§ **DATA SHOWN**:
<<<<

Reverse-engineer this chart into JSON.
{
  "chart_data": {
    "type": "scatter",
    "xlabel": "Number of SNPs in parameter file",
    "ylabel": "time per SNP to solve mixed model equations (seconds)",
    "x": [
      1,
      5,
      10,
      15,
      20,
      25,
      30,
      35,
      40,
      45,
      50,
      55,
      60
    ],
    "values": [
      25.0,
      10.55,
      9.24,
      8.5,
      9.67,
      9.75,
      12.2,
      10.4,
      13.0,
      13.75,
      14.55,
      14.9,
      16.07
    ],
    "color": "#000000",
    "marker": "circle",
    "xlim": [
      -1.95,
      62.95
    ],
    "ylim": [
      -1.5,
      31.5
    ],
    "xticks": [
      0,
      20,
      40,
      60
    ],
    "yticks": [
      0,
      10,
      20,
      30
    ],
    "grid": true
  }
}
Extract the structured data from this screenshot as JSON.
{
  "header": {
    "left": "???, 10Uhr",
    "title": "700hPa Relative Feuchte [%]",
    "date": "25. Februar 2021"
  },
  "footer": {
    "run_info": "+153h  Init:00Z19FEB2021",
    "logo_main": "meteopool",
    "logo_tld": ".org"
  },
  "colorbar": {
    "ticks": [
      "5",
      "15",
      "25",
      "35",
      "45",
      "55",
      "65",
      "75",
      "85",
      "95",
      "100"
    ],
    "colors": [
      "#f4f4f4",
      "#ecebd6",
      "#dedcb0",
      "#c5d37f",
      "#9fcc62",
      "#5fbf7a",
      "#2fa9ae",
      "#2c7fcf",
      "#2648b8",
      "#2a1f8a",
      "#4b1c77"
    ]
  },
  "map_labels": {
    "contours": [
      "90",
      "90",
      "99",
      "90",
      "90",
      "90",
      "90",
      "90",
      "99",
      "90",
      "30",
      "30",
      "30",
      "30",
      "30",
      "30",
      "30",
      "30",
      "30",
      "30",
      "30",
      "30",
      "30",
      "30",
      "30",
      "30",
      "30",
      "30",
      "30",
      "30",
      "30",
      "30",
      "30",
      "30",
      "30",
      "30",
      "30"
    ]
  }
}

>>>>

§ **WHAT IS REQUIRED**:
Your task is to transcribe the listing above in full, exactly as given.

§ **ANSWER TO THE EXERCISE**:
Reverse-engineer this chart into JSON.
{
  "chart_data": {
    "type": "scatter",
    "xlabel": "Number of SNPs in parameter file",
    "ylabel": "time per SNP to solve mixed model equations (seconds)",
    "x": [
      1,
      5,
      10,
      15,
      20,
      25,
      30,
      35,
      40,
      45,
      50,
      55,
      60
    ],
    "values": [
      25.0,
      10.55,
      9.24,
      8.5,
      9.67,
      9.75,
      12.2,
      10.4,
      13.0,
      13.75,
      14.55,
      14.9,
      16.07
    ],
    "color": "#000000",
    "marker": "circle",
    "xlim": [
      -1.95,
      62.95
    ],
    "ylim": [
      -1.5,
      31.5
    ],
    "xticks": [
      0,
      20,
      40,
      60
    ],
    "yticks": [
      0,
      10,
      20,
      30
    ],
    "grid": true
  }
}
Extract the structured data from this screenshot as JSON.
{
  "header": {
    "left": "???, 10Uhr",
    "title": "700hPa Relative Feuchte [%]",
    "date": "25. Februar 2021"
  },
  "footer": {
    "run_info": "+153h  Init:00Z19FEB2021",
    "logo_main": "meteopool",
    "logo_tld": ".org"
  },
  "colorbar": {
    "ticks": [
      "5",
      "15",
      "25",
      "35",
      "45",
      "55",
      "65",
      "75",
      "85",
      "95",
      "100"
    ],
    "colors": [
      "#f4f4f4",
      "#ecebd6",
      "#dedcb0",
      "#c5d37f",
      "#9fcc62",
      "#5fbf7a",
      "#2fa9ae",
      "#2c7fcf",
      "#2648b8",
      "#2a1f8a",
      "#4b1c77"
    ]
  },
  "map_labels": {
    "contours": [
      "90",
      "90",
      "99",
      "90",
      "90",
      "90",
      "90",
      "90",
      "99",
      "90",
      "30",
      "30",
      "30",
      "30",
      "30",
      "30",
      "30",
      "30",
      "30",
      "30",
      "30",
      "30",
      "30",
      "30",
      "30",
      "30",
      "30",
      "30",
      "30",
      "30",
      "30",
      "30",
      "30",
      "30",
      "30",
      "30",
      "30"
    ]
  }
}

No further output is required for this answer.